** Task to carry out **
Return the listing in full. Keep every word as it stands.

** Data for this exercise **
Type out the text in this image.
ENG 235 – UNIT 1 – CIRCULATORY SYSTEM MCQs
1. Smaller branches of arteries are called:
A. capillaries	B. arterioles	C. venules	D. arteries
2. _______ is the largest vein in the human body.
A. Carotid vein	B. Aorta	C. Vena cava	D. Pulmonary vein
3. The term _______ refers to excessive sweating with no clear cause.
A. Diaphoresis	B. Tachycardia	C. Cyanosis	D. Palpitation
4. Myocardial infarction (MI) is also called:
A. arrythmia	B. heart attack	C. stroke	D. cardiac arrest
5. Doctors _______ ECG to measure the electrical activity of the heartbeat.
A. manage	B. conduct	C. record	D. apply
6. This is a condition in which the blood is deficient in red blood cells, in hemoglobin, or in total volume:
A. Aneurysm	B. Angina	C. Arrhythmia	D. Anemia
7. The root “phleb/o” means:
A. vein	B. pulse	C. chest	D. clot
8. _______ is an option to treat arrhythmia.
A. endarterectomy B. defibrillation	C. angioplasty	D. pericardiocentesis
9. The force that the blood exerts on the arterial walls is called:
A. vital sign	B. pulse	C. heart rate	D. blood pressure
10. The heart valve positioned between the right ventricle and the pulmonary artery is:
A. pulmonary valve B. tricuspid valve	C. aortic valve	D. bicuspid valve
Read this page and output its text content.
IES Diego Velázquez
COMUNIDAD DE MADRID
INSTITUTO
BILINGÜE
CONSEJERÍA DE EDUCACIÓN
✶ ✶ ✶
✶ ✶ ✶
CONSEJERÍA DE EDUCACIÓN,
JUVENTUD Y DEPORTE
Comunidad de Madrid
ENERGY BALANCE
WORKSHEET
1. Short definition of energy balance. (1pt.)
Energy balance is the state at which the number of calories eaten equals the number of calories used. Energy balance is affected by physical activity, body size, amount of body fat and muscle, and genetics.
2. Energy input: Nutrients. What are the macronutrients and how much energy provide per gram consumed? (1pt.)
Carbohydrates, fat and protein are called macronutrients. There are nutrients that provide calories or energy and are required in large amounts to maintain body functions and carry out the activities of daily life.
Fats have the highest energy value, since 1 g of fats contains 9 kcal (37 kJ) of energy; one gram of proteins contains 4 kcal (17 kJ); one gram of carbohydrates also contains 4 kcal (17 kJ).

** Solution to this exercise **
Type out the text in this image.
ENG 235 – UNIT 1 – CIRCULATORY SYSTEM MCQs
1. Smaller branches of arteries are called:
A. capillaries	B. arterioles	C. venules	D. arteries
2. _______ is the largest vein in the human body.
A. Carotid vein	B. Aorta	C. Vena cava	D. Pulmonary vein
3. The term _______ refers to excessive sweating with no clear cause.
A. Diaphoresis	B. Tachycardia	C. Cyanosis	D. Palpitation
4. Myocardial infarction (MI) is also called:
A. arrythmia	B. heart attack	C. stroke	D. cardiac arrest
5. Doctors _______ ECG to measure the electrical activity of the heartbeat.
A. manage	B. conduct	C. record	D. apply
6. This is a condition in which the blood is deficient in red blood cells, in hemoglobin, or in total volume:
A. Aneurysm	B. Angina	C. Arrhythmia	D. Anemia
7. The root “phleb/o” means:
A. vein	B. pulse	C. chest	D. clot
8. _______ is an option to treat arrhythmia.
A. endarterectomy B. defibrillation	C. angioplasty	D. pericardiocentesis
9. The force that the blood exerts on the arterial walls is called:
A. vital sign	B. pulse	C. heart rate	D. blood pressure
10. The heart valve positioned between the right ventricle and the pulmonary artery is:
A. pulmonary valve B. tricuspid valve	C. aortic valve	D. bicuspid valve
Read this page and output its text content.
IES Diego Velázquez
COMUNIDAD DE MADRID
INSTITUTO
BILINGÜE
CONSEJERÍA DE EDUCACIÓN
✶ ✶ ✶
✶ ✶ ✶
CONSEJERÍA DE EDUCACIÓN,
JUVENTUD Y DEPORTE
Comunidad de Madrid
ENERGY BALANCE
WORKSHEET
1. Short definition of energy balance. (1pt.)
Energy balance is the state at which the number of calories eaten equals the number of calories used. Energy balance is affected by physical activity, body size, amount of body fat and muscle, and genetics.
2. Energy input: Nutrients. What are the macronutrients and how much energy provide per gram consumed? (1pt.)
Carbohydrates, fat and protein are called macronutrients. There are nutrients that provide calories or energy and are required in large amounts to maintain body functions and carry out the activities of daily life.
Fats have the highest energy value, since 1 g of fats contains 9 kcal (37 kJ) of energy; one gram of proteins contains 4 kcal (17 kJ); one gram of carbohydrates also contains 4 kcal (17 kJ).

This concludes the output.